__THE REQUEST__
Search the material and gather each line with "таблице" in it.

* * * * * * * * *

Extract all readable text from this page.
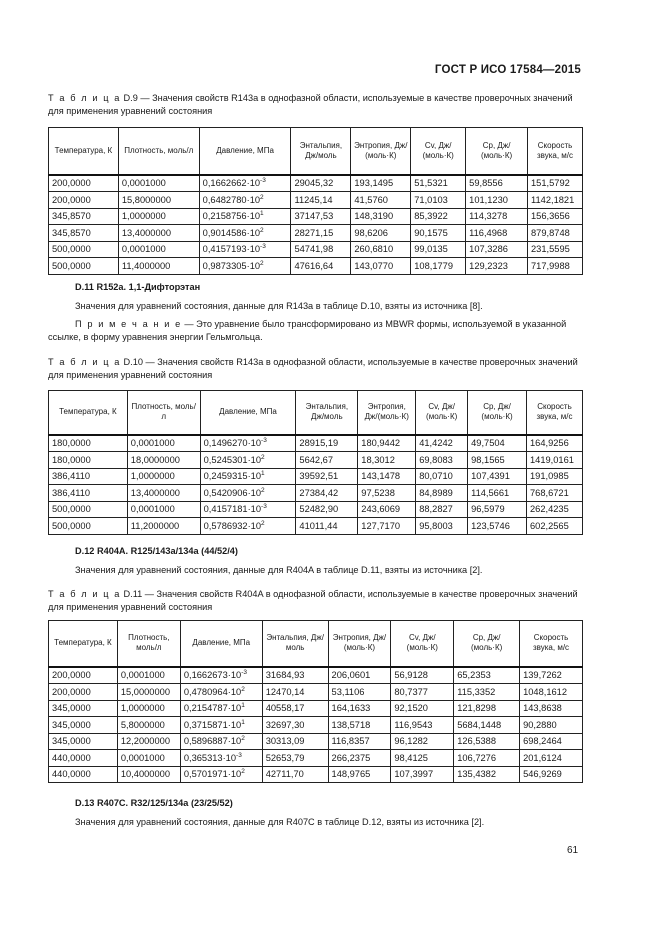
ГОСТ Р ИСО 17584—2015
Т а б л и ц а D.9 — Значения свойств R143a в однофазной области, используемые в качестве проверочных значений для применения уравнений состояния
Температура, К	Плотность, моль/л	Давление, МПа	Энтальпия, Дж/моль	Энтропия, Дж/ (моль·К)	Cv, Дж/ (моль·К)	Cp, Дж/ (моль·К)	Скорость звука, м/с
200,0000	0,0001000	$0,1662662\cdot 10^{-3}$	29045,32	193,1495	51,5321	59,8556	151,5792
200,0000	15,8000000	$0,6482780\cdot 10^2$	11245,14	41,5760	71,0103	101,1230	1142,1821
345,8570	1,0000000	$0,2158756\cdot 10^1$	37147,53	148,3190	85,3922	114,3278	156,3656
345,8570	13,4000000	$0,9014586\cdot 10^2$	28271,15	98,6206	90,1575	116,4968	879,8748
500,0000	0,0001000	$0,4157193\cdot 10^{-3}$	54741,98	260,6810	99,0135	107,3286	231,5595
500,0000	11,4000000	$0,9873305\cdot 10^2$	47616,64	143,0770	108,1779	129,2323	717,9988
D.11 R152a. 1,1-Дифторэтан
Значения для уравнений состояния, данные для R143a в таблице D.10, взяты из источника [8].
П р и м е ч а н и е — Это уравнение было трансформировано из MBWR формы, используемой в указанной ссылке, в форму уравнения энергии Гельмгольца.
Т а б л и ц а D.10 — Значения свойств R143a в однофазной области, используемые в качестве проверочных значений для применения уравнений состояния
Температура, К	Плотность, моль/л	Давление, МПа	Энтальпия, Дж/моль	Энтропия, Дж/(моль·К)	Cv, Дж/ (моль·К)	Cp, Дж/ (моль·К)	Скорость звука, м/с
180,0000	0,0001000	$0,1496270\cdot 10^{-3}$	28915,19	180,9442	41,4242	49,7504	164,9256
180,0000	18,0000000	$0,5245301\cdot 10^2$	5642,67	18,3012	69,8083	98,1565	1419,0161
386,4110	1,0000000	$0,2459315\cdot 10^1$	39592,51	143,1478	80,0710	107,4391	191,0985
386,4110	13,4000000	$0,5420906\cdot 10^2$	27384,42	97,5238	84,8989	114,5661	768,6721
500,0000	0,0001000	$0,4157181\cdot 10^{-3}$	52482,90	243,6069	88,2827	96,5979	262,4235
500,0000	11,2000000	$0,5786932\cdot 10^2$	41011,44	127,7170	95,8003	123,5746	602,2565
D.12 R404A. R125/143a/134a (44/52/4)
Значения для уравнений состояния, данные для R404A в таблице D.11, взяты из источника [2].
Т а б л и ц а D.11 — Значения свойств R404A в однофазной области, используемые в качестве проверочных значений для применения уравнений состояния
Температура, К	Плотность, моль/л	Давление, МПа	Энтальпия, Дж/моль	Энтропия, Дж/ (моль·К)	Cv, Дж/ (моль·К)	Cp, Дж/ (моль·К)	Скорость звука, м/с
200,0000	0,0001000	$0,1662673\cdot 10^{-3}$	31684,93	206,0601	56,9128	65,2353	139,7262
200,0000	15,0000000	$0,4780964\cdot 10^2$	12470,14	53,1106	80,7377	115,3352	1048,1612
345,0000	1,0000000	$0,2154787\cdot 10^1$	40558,17	164,1633	92,1520	121,8298	143,8638
345,0000	5,8000000	$0,3715871\cdot 10^1$	32697,30	138,5718	116,9543	5684,1448	90,2880
345,0000	12,2000000	$0,5896887\cdot 10^2$	30313,09	116,8357	96,1282	126,5388	698,2464
440,0000	0,0001000	$0,365313\cdot 10^{-3}$	52653,79	266,2375	98,4125	106,7276	201,6124
440,0000	10,4000000	$0,5701971\cdot 10^2$	42711,70	148,9765	107,3997	135,4382	546,9269
D.13 R407C. R32/125/134a (23/25/52)
Значения для уравнений состояния, данные для R407C в таблице D.12, взяты из источника [2].
61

* * * * * * * * *

__RESPONSE__
Значения для уравнений состояния, данные для R143a в таблице D.10, взяты из источника [8].
Значения для уравнений состояния, данные для R404A в таблице D.11, взяты из источника [2].
Значения для уравнений состояния, данные для R407C в таблице D.12, взяты из источника [2].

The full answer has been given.